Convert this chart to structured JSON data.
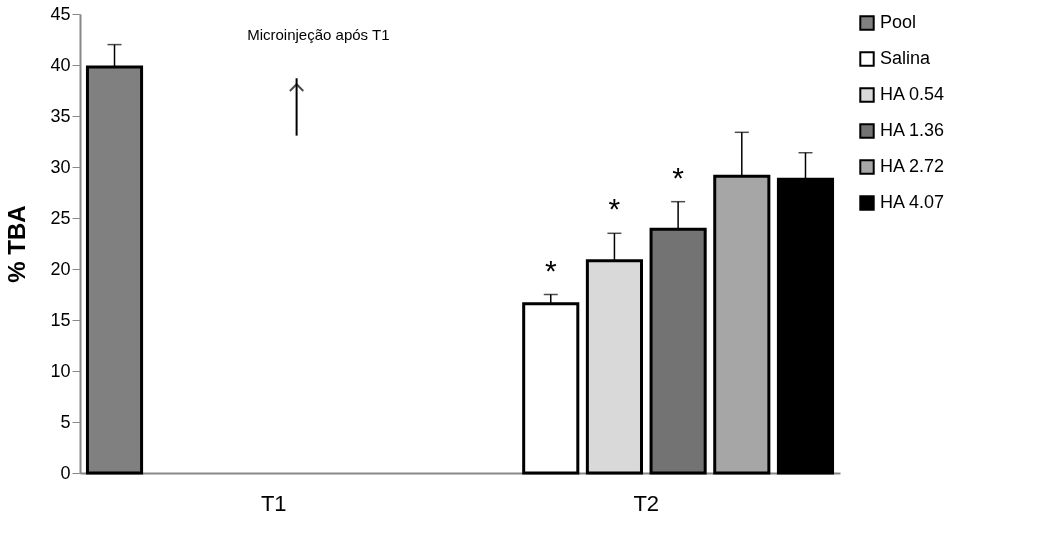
{
  "chart_data": {
    "type": "bar",
    "ylabel": "% TBA",
    "categories": [
      "T1",
      "T2"
    ],
    "series": [
      {
        "name": "Pool",
        "color": "#808080",
        "values": [
          39.8,
          null
        ],
        "errors": [
          [
            39.8,
            42.0
          ],
          null
        ]
      },
      {
        "name": "Salina",
        "color": "#ffffff",
        "values": [
          null,
          16.6
        ],
        "errors": [
          null,
          [
            16.6,
            17.5
          ]
        ],
        "value_labels": [
          null,
          "*"
        ]
      },
      {
        "name": "HA 0.54",
        "color": "#d9d9d9",
        "values": [
          null,
          20.8
        ],
        "errors": [
          null,
          [
            20.8,
            23.5
          ]
        ],
        "value_labels": [
          null,
          "*"
        ]
      },
      {
        "name": "HA 1.36",
        "color": "#737373",
        "values": [
          null,
          23.9
        ],
        "errors": [
          null,
          [
            23.9,
            26.6
          ]
        ],
        "value_labels": [
          null,
          "*"
        ]
      },
      {
        "name": "HA 2.72",
        "color": "#a6a6a6",
        "values": [
          null,
          29.1
        ],
        "errors": [
          null,
          [
            29.1,
            33.4
          ]
        ]
      },
      {
        "name": "HA 4.07",
        "color": "#000000",
        "values": [
          null,
          28.8
        ],
        "errors": [
          null,
          [
            28.8,
            31.4
          ]
        ]
      }
    ],
    "ylim": [
      0,
      45
    ],
    "yticks": [
      0,
      5,
      10,
      15,
      20,
      25,
      30,
      35,
      40,
      45
    ],
    "annotations": [
      "Microinjeção após  T1"
    ],
    "legend": "right",
    "grid": false
  }
}
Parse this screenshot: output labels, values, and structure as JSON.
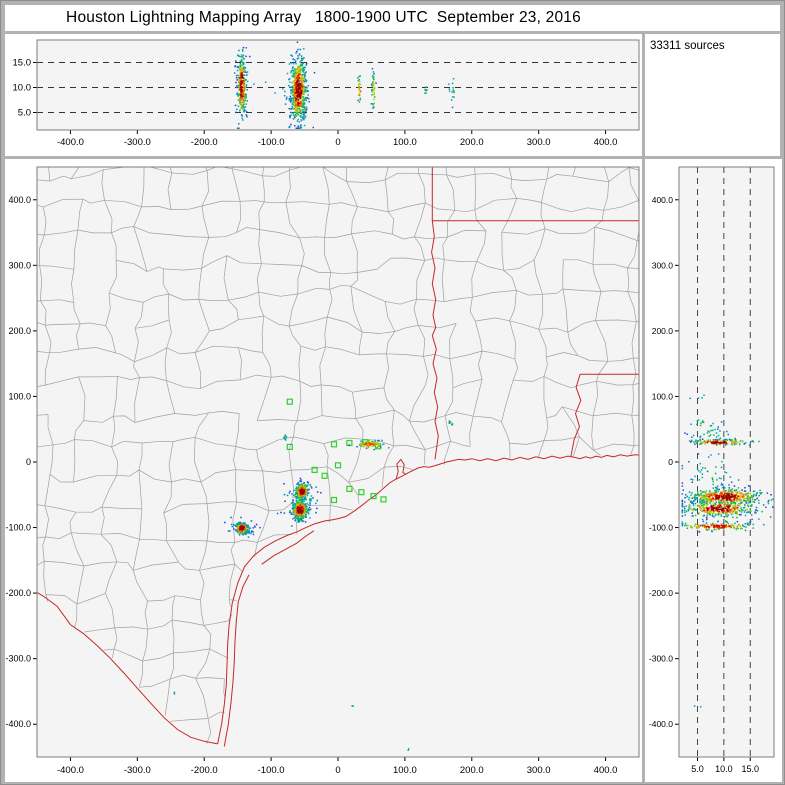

▬▬▬

- [GOAL OF THE EXERCISE]:
Pull every line containing "JSON" from the material above.

- [EXERCISE OUTPUT]:
Convert this chart to structured JSON data.
Parse this screenshot: output labels, values, and structure as JSON.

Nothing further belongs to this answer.